SUPPLIED PASSAGE –
-- begin --
Wednesday, October 06, 2010

Labour Party Conference 2010: Bloggers 4 Labour fringe

Last Monday I was a member of this panel at the conference fringe chaired by London Labour MEP, (and blogger) Mary Honeyball.  I was first to speak then Islington Councillor and head of David Miliband social media campaign, Jessica Asato; the popular website Labour List’s acting editor, Mark Ferguson (who despite a dare did not appear in the supposed atypical male blogging attire – boxer shorts and dressing gown) and Labour “Social Media Tsar”, Kerry McCarthy MP.
There were around 100 people present in the fringe.  Many of whom were furiously blogging, tweeting and facebooking as we spoke.  There was even a few die-hards writing notes with pen-and-paper!
I went first about the legal perils of blogging and how Alex Hilton, Dave Olser and I have lived in “interesting times” for the past 3 1/2 years.  Since my case and Alex is still “on-going” (although in its final stages hopefully) I was a little circumspect about what I could say.
-- end --
REQUIRED WORK –
1. According to the blog post about the Bloggers 4 Labour fringe, roughly how many people attended the event?
2. Write a continuation of the blog post about the Bloggers 4 Labour fringe, picking up right after its final sentence.

DATA –
-- begin --
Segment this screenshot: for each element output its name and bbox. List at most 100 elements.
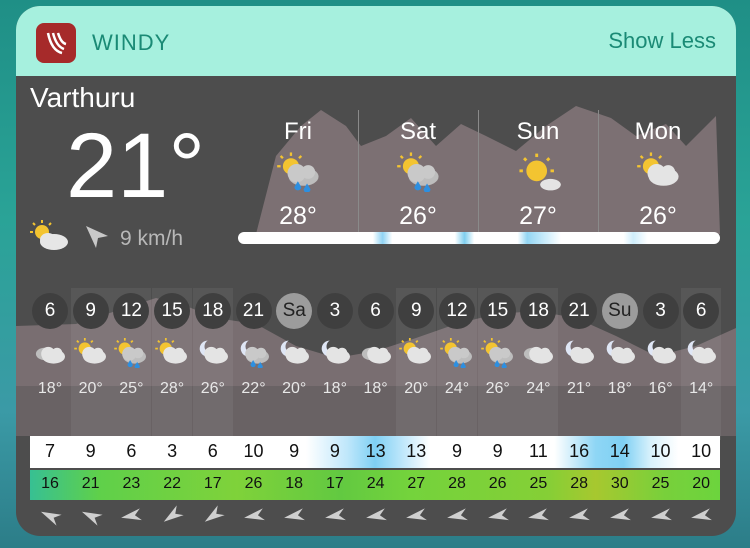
-- end --
ANSWERS –
1. Around 100 people were present.

2.
I did warn bloggers that they must be mindful that it only costs £75 for someone to make a claim (serve a writ) for libel no matter how seemingly ridiculous the claim.  If you are in receipt of certain benefits it is even free.  You could spend thousands of pounds in legal costs (and years of your life) trying to get such a case kicked out with no guarantee you would ever be able to reclaim any of your costs. 
There are a few things to safeguard yourself - such as if you make a somewhat controversial post or comment on something you see on a web site - then save a screen print of it.  If you allow comments then make sure you do indeed moderate them.  If you get a complaint - take down the post until you get advice. 
Some say that the best posts are written late on a Friday or Saturday night after a “few” drinkies – but it is best to post only in the cold harsh light of the following day.  No matter how brilliant you thought it was at the time.
It is not all doom and gloom.  There were a number of occasions of “high comedy”.  Such as when Dave Osler "Ex-punk. Ex-Trot. Unchanged attitude problem" (definitely not a New Labour Supporter)" had to stand up in chambers and respectfully address the bowler hat wearing and MCC tie judge as “Master”.
Check out top legal blog “Jack of Kent” for fuller details of case's.
Next, I spoke about my cunning plan to “drive a wedge in the Coalition by social media”.  Blogging is usually driven either by the top or the bottom.  There are a number of high profile national individual or party blogs with widespread readership and interest.  There are also a huge number of smaller local and personal blogs with a small number of readers.  There is a gap in the middle to exploit.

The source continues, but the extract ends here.